> **What the task requires**:
Check each line of the listing for the word "Pressure" and give only the number of lines that have it.

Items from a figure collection

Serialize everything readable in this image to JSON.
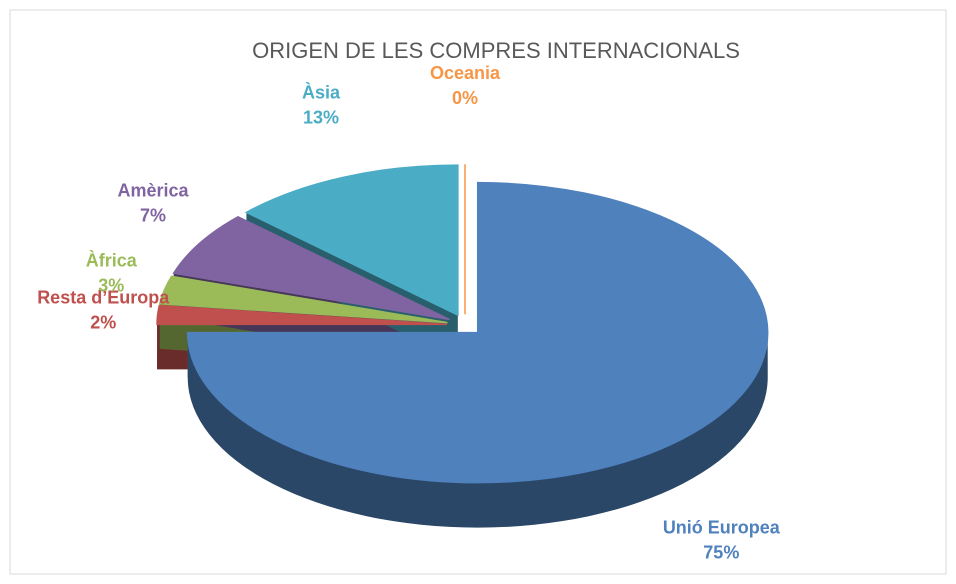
{
  "chart_data": {
    "type": "pie",
    "title": "ORIGEN DE LES COMPRES INTERNACIONALS",
    "categories": [
      "Unió Europea",
      "Resta d’Europa",
      "Àfrica",
      "Amèrica",
      "Àsia",
      "Oceania"
    ],
    "values": [
      75,
      2,
      3,
      7,
      13,
      0
    ],
    "value_labels": [
      "75%",
      "2%",
      "3%",
      "7%",
      "13%",
      "0%"
    ],
    "colors": [
      "#4f81bd",
      "#c0504d",
      "#9bbb59",
      "#8064a2",
      "#4bacc6",
      "#f79646"
    ]
  }
}
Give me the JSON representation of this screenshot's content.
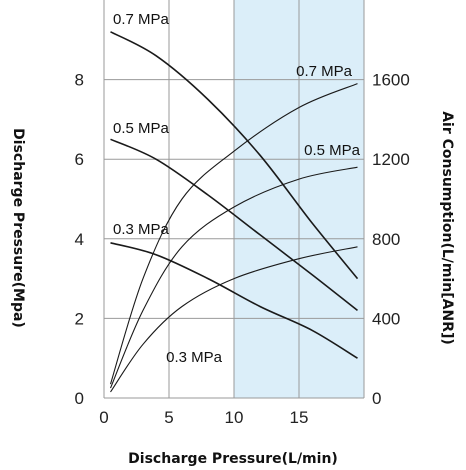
{
  "chart_data": {
    "type": "line",
    "title": "",
    "xlabel": "Discharge Pressure(L/min)",
    "ylabel": "Discharge Pressure(Mpa)",
    "y2label": "Air Consumption(L/min[ANR])",
    "xlim": [
      0,
      20
    ],
    "ylim": [
      0,
      10
    ],
    "y2lim": [
      0,
      2000
    ],
    "xticks": [
      "0",
      "5",
      "10",
      "15"
    ],
    "yticks": [
      "0",
      "2",
      "4",
      "6",
      "8"
    ],
    "y2ticks": [
      "0",
      "400",
      "800",
      "1200",
      "1600"
    ],
    "highlight_region": {
      "x_from": 10,
      "x_to": 20,
      "color": "#dbeef9"
    },
    "grid": true,
    "series": [
      {
        "name": "0.7 MPa",
        "axis": "left",
        "x": [
          0.5,
          4,
          8,
          12,
          16,
          19.5
        ],
        "y": [
          9.2,
          8.6,
          7.5,
          6.1,
          4.4,
          3.0
        ]
      },
      {
        "name": "0.5 MPa",
        "axis": "left",
        "x": [
          0.5,
          4,
          8,
          12,
          16,
          19.5
        ],
        "y": [
          6.5,
          6.0,
          5.1,
          4.1,
          3.1,
          2.2
        ]
      },
      {
        "name": "0.3 MPa",
        "axis": "left",
        "x": [
          0.5,
          4,
          8,
          12,
          16,
          19.5
        ],
        "y": [
          3.9,
          3.6,
          3.0,
          2.3,
          1.7,
          1.0
        ]
      },
      {
        "name": "0.7 MPa",
        "axis": "right",
        "x": [
          0.5,
          3,
          6,
          10,
          15,
          19.5
        ],
        "y": [
          70,
          600,
          1000,
          1240,
          1460,
          1580
        ]
      },
      {
        "name": "0.5 MPa",
        "axis": "right",
        "x": [
          0.5,
          3,
          6,
          10,
          15,
          19.5
        ],
        "y": [
          50,
          440,
          760,
          960,
          1100,
          1160
        ]
      },
      {
        "name": "0.3 MPa",
        "axis": "right",
        "x": [
          0.5,
          3,
          6,
          10,
          15,
          19.5
        ],
        "y": [
          30,
          270,
          460,
          600,
          700,
          760
        ]
      }
    ]
  },
  "colors": {
    "curve": "#1a1a1a",
    "grid": "#9a9a9a",
    "highlight": "#dbeef9"
  }
}
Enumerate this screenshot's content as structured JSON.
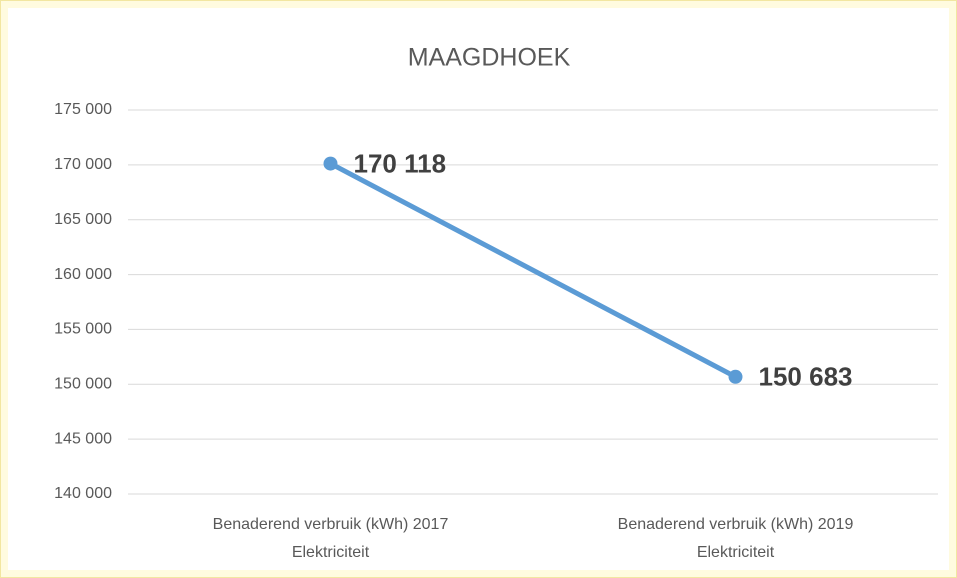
{
  "chart_data": {
    "type": "line",
    "title": "MAAGDHOEK",
    "categories": [
      [
        "Benaderend verbruik (kWh) 2017",
        "Elektriciteit"
      ],
      [
        "Benaderend verbruik (kWh) 2019",
        "Elektriciteit"
      ]
    ],
    "series": [
      {
        "color": "#5b9bd5",
        "values": [
          170118,
          150683
        ],
        "value_labels": [
          "170 118",
          "150 683"
        ]
      }
    ],
    "ylim": [
      140000,
      175000
    ],
    "yticks": [
      {
        "value": 140000,
        "label": "140 000"
      },
      {
        "value": 145000,
        "label": "145 000"
      },
      {
        "value": 150000,
        "label": "150 000"
      },
      {
        "value": 155000,
        "label": "155 000"
      },
      {
        "value": 160000,
        "label": "160 000"
      },
      {
        "value": 165000,
        "label": "165 000"
      },
      {
        "value": 170000,
        "label": "170 000"
      },
      {
        "value": 175000,
        "label": "175 000"
      }
    ],
    "grid": true
  }
}
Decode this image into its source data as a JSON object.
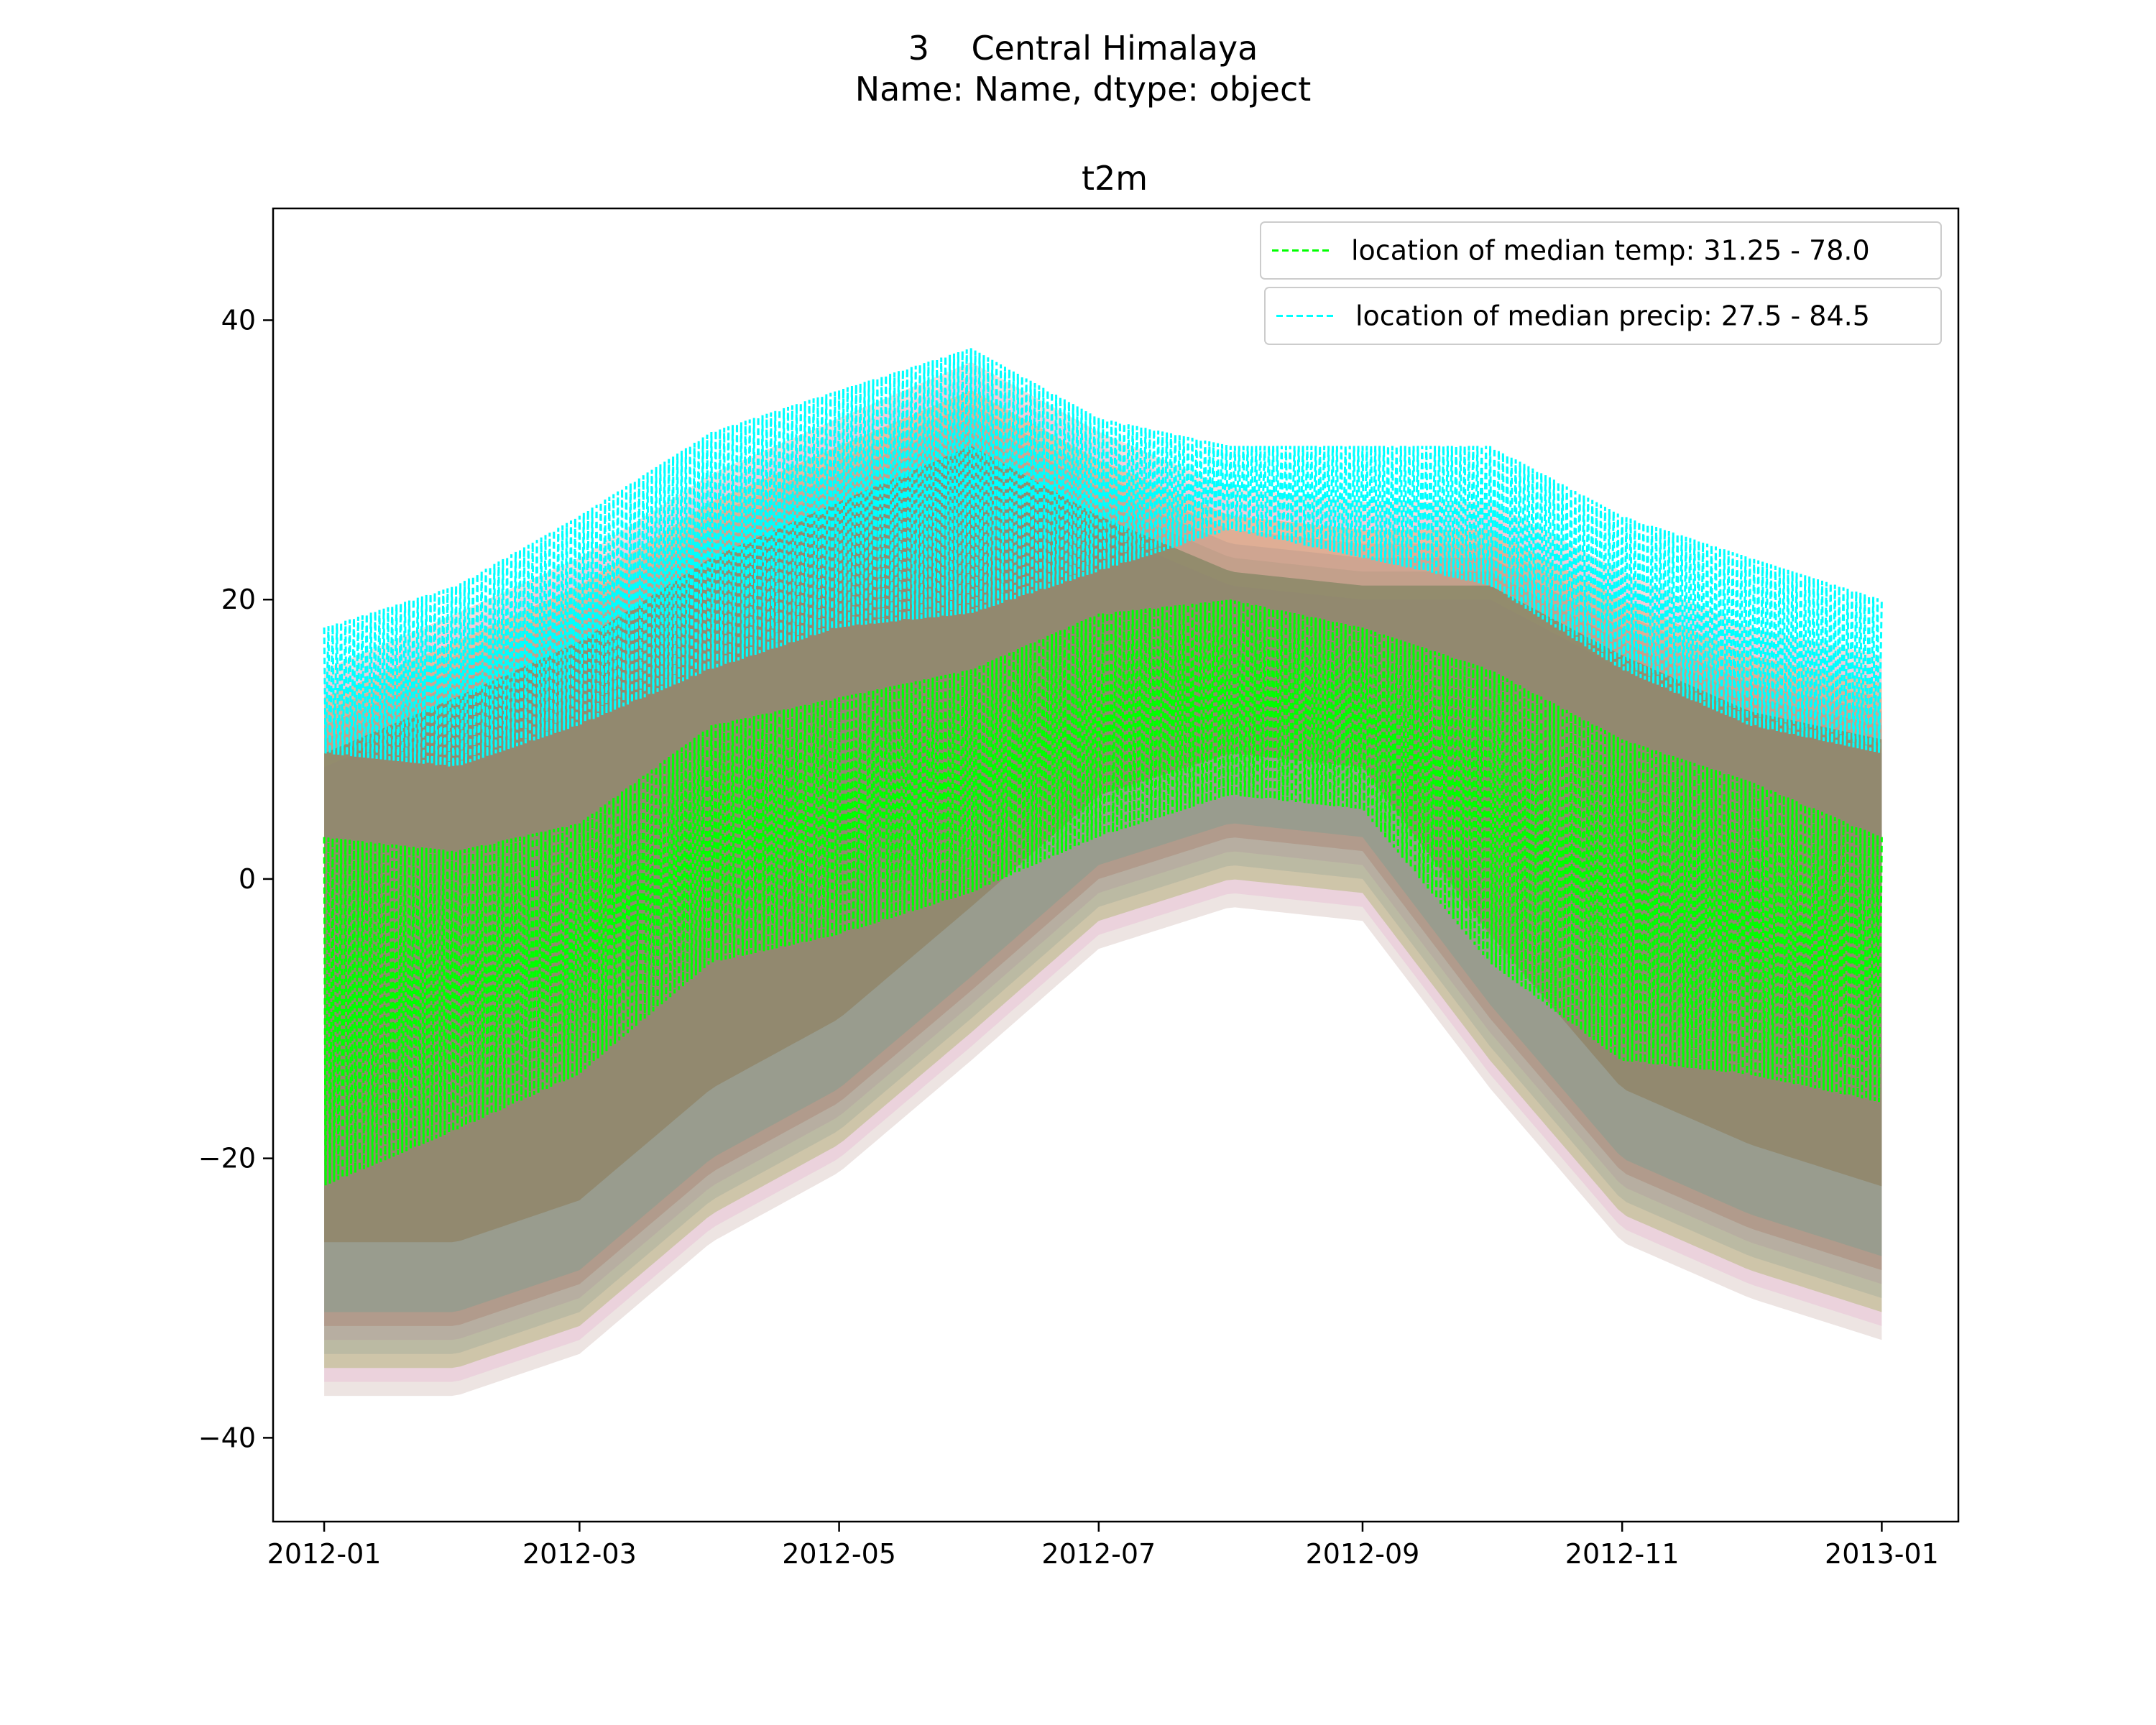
{
  "figure": {
    "suptitle_line1": "3    Central Himalaya",
    "suptitle_line2": "Name: Name, dtype: object"
  },
  "chart_data": {
    "type": "line",
    "title": "t2m",
    "xlabel": "",
    "ylabel": "",
    "x_is_date": true,
    "xlim": [
      "2011-12-20",
      "2013-01-19"
    ],
    "ylim": [
      -46,
      48
    ],
    "x_ticks": [
      "2012-01",
      "2012-03",
      "2012-05",
      "2012-07",
      "2012-09",
      "2012-11",
      "2013-01"
    ],
    "y_ticks": [
      -40,
      -20,
      0,
      20,
      40
    ],
    "y_tick_labels": [
      "−40",
      "−20",
      "0",
      "20",
      "40"
    ],
    "grid": false,
    "legend_position": "top-right",
    "legend": [
      {
        "label": "location of median temp: 31.25 - 78.0",
        "color": "#00ff00",
        "style": "dashed"
      },
      {
        "label": "location of median precip: 27.5 - 84.5",
        "color": "#00ffff",
        "style": "dashed"
      }
    ],
    "background_bands": {
      "description_colors": [
        "#1f77b4",
        "#ff7f0e",
        "#2ca02c",
        "#d62728",
        "#9467bd",
        "#8c564b",
        "#e377c2",
        "#7f7f7f",
        "#bcbd22",
        "#17becf"
      ],
      "dates": [
        "2012-01-01",
        "2012-02-01",
        "2012-03-01",
        "2012-04-01",
        "2012-05-01",
        "2012-06-01",
        "2012-07-01",
        "2012-08-01",
        "2012-09-01",
        "2012-10-01",
        "2012-11-01",
        "2012-12-01",
        "2013-01-01"
      ],
      "upper": [
        19,
        23,
        27,
        33,
        37,
        41,
        36,
        32,
        31,
        31,
        26,
        22,
        20
      ],
      "lower": [
        -38,
        -38,
        -35,
        -27,
        -22,
        -14,
        -6,
        -3,
        -4,
        -16,
        -27,
        -31,
        -34
      ]
    },
    "series": [
      {
        "name": "location of median precip: 27.5 - 84.5",
        "color": "#00ffff",
        "dates": [
          "2012-01-01",
          "2012-02-01",
          "2012-03-01",
          "2012-04-01",
          "2012-05-01",
          "2012-06-01",
          "2012-07-01",
          "2012-08-01",
          "2012-09-01",
          "2012-10-01",
          "2012-11-01",
          "2012-12-01",
          "2013-01-01"
        ],
        "max": [
          18,
          21,
          26,
          32,
          35,
          38,
          33,
          31,
          31,
          31,
          26,
          23,
          20
        ],
        "min": [
          9,
          8,
          11,
          15,
          18,
          19,
          22,
          25,
          23,
          21,
          15,
          11,
          9
        ]
      },
      {
        "name": "location of median temp: 31.25 - 78.0",
        "color": "#00ff00",
        "dates": [
          "2012-01-01",
          "2012-02-01",
          "2012-03-01",
          "2012-04-01",
          "2012-05-01",
          "2012-06-01",
          "2012-07-01",
          "2012-08-01",
          "2012-09-01",
          "2012-10-01",
          "2012-11-01",
          "2012-12-01",
          "2013-01-01"
        ],
        "max": [
          3,
          2,
          4,
          11,
          13,
          15,
          19,
          20,
          18,
          15,
          10,
          7,
          3
        ],
        "min": [
          -22,
          -18,
          -14,
          -6,
          -4,
          -1,
          3,
          6,
          5,
          -6,
          -13,
          -14,
          -16
        ]
      }
    ]
  }
}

> **Reply to the exercise**:
2